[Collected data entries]
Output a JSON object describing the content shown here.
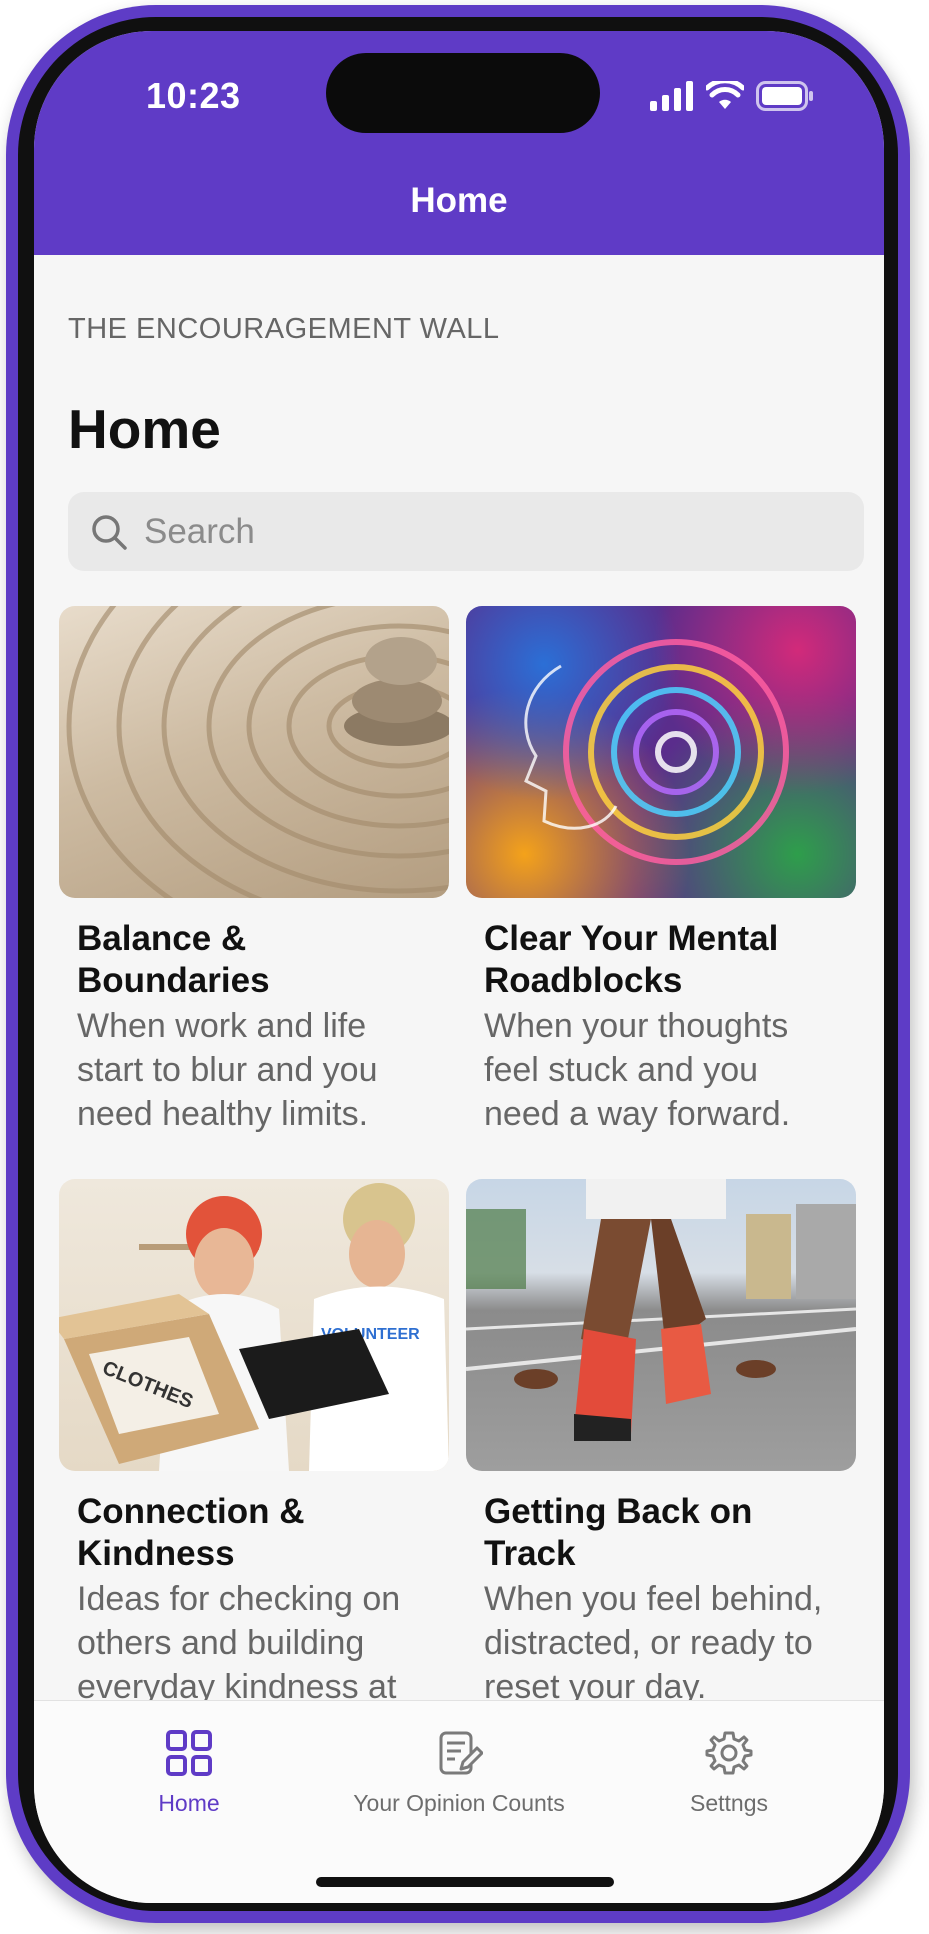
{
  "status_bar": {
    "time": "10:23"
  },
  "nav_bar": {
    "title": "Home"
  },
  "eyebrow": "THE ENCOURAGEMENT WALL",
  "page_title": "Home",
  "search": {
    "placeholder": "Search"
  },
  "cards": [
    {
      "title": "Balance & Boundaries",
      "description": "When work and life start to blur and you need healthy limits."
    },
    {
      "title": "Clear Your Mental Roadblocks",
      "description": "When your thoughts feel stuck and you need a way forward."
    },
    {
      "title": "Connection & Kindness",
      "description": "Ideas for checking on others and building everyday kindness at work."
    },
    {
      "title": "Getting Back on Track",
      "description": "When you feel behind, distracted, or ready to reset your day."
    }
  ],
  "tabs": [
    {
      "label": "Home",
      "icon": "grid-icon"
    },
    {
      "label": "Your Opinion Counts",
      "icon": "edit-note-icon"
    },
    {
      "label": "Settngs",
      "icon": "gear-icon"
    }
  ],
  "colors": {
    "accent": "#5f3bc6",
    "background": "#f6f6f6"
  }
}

**Given problem**. Go through the data above and find the lines with the word "feel". Copy each of those lines.

**Exercise solution**.
      "description": "When your thoughts feel stuck and you need a way forward."
      "description": "When you feel behind, distracted, or ready to reset your day."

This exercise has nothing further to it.